Is this something fundamentally different to effective mass meff (if = inertial mass mi) differentials? Can it apply to a cascaded series arrangement of OP - i.e. are we talking just a one-shot inner-to-outer radius PD, or actual emf around cascaded structure? Because best I can tell, impossible to get an emf via centripetal effects without it breaking those conservation laws. Now if it turns out meff does equate to mi, that would be real interesting!
 
  • #12
Ok, another simplified setup: Make a single loop, orthogonal to the disk. This way, we do not have any movement in phi-direction. In equilibrium (current, electron density & potentials), conservation of angular momentum (in particular: the component orthogonal to the disk) enforces a constant spinning rate. Therefore, with a finite resistance, we cannot have a constant current inside.

The discussed effect would be present in this simple setup, too, but we cannot get a potential here. Therefore, the original setup should not have a potential either.
However, I do not know how to explain that in terms of electron density. We would need different situations at inner vs. outer connection, which depends on the potentials? Looks strange. But we have quantum mechanics, so a potential-dependence is indeed possible.
 
  • #13
mfb said:
Ok, another simplified setup: Make a single loop, orthogonal to the disk. This way, we do not have any movement in phi-direction.

*DATASET EXTRACT*
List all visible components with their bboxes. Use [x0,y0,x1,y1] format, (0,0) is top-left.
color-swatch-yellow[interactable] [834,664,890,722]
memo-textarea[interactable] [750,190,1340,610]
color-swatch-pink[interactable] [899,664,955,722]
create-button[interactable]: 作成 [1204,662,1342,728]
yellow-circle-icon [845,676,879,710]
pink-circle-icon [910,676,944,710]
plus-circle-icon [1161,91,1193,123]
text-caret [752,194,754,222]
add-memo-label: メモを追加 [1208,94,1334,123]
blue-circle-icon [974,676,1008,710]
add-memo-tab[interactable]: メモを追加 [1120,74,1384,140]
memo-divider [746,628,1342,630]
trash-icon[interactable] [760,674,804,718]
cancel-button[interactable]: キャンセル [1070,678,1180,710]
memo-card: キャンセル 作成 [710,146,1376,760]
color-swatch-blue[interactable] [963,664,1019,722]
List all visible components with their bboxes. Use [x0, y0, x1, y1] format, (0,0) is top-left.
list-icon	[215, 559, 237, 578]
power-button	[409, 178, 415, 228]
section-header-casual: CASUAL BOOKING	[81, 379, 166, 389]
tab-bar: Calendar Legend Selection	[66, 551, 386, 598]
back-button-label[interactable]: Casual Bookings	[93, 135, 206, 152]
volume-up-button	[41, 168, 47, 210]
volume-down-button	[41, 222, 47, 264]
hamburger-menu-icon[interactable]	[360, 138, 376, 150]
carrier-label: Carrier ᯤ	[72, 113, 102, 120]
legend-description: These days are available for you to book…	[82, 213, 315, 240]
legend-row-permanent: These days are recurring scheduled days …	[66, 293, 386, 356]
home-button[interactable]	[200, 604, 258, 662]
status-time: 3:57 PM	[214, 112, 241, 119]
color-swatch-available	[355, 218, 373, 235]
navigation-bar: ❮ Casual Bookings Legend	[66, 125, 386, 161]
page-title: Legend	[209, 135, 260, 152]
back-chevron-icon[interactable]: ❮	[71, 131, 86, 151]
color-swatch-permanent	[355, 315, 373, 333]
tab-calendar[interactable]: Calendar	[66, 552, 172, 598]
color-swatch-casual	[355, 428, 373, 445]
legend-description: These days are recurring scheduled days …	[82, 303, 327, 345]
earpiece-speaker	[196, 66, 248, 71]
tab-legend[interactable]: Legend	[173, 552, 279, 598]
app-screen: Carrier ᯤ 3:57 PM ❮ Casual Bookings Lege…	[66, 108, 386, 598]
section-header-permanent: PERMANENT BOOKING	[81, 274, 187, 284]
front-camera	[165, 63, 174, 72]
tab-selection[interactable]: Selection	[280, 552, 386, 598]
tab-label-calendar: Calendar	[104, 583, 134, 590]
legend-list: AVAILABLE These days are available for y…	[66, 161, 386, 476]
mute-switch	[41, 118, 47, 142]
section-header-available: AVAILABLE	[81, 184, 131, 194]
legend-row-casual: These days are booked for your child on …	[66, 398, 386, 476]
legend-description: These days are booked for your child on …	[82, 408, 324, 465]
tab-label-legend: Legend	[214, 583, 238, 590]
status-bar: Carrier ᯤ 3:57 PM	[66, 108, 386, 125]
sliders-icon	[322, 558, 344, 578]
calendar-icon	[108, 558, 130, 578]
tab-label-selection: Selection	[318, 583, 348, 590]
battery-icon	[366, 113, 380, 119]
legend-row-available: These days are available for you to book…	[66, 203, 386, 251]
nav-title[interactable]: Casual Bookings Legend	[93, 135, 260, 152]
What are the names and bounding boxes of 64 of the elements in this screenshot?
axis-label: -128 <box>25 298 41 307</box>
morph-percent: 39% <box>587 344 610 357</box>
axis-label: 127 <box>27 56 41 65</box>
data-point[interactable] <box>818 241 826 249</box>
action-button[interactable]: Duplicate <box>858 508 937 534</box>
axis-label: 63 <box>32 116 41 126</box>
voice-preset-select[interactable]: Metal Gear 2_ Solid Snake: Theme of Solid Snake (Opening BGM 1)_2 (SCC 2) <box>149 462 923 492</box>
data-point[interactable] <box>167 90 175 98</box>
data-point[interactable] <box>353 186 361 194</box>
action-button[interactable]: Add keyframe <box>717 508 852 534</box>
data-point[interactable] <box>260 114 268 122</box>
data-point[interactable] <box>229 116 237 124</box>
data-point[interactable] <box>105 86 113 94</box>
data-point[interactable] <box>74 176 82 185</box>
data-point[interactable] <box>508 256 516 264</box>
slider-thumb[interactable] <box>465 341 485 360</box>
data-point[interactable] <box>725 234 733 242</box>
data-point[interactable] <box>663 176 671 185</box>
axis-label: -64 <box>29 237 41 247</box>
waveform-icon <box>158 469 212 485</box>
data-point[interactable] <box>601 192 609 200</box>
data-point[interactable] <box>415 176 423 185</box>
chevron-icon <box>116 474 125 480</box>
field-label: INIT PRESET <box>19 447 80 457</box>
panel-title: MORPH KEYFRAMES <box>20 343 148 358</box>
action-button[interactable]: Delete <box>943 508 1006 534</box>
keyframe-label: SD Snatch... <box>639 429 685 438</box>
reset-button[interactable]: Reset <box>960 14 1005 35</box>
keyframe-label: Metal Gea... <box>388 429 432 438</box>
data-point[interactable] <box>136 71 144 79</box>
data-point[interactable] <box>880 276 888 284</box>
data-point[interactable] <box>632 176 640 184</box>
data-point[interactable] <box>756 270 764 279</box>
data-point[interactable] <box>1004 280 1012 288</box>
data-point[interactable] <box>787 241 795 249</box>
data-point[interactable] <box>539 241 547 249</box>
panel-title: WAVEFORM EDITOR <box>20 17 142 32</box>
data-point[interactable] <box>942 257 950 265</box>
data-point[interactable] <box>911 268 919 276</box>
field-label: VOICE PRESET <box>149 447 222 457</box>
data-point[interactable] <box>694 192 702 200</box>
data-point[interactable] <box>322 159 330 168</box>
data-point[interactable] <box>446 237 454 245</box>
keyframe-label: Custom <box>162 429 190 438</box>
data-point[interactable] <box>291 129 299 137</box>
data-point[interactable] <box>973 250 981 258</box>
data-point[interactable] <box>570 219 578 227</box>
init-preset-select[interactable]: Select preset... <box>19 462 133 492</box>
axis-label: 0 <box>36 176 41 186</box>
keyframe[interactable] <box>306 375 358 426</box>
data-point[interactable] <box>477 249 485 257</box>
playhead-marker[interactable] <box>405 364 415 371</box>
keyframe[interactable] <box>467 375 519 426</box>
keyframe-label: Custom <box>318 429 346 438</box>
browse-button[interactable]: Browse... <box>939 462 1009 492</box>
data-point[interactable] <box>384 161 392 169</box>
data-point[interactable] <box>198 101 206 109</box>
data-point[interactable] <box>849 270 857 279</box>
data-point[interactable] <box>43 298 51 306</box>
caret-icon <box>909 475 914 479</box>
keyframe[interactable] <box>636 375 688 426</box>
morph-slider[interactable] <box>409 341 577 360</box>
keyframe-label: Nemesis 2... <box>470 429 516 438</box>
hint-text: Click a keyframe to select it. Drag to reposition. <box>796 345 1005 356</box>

*SET PROBLEM A*
In the thread, why does the single loop set orthogonal to the disk rule out a constant current?
*SET PROBLEM B*
Print the part of the thread starting at "The discussed effect" and ending at "is indeed possible.".

*ANSWER A*
In equilibrium, conservation of angular momentum, specifically the component orthogonal to the disk, forces a constant spinning rate. Because of this, a loop with finite resistance cannot hold a constant current.

*ANSWER B*
The discussed effect would be present in this simple setup, too, but we cannot get a potential here. Therefore, the original setup should not have a potential either.
However, I do not know how to explain that in terms of electron density. We would need different situations at inner vs. outer connection, which depends on the potentials? Looks strange. But we have quantum mechanics, so a potential-dependence is indeed possible.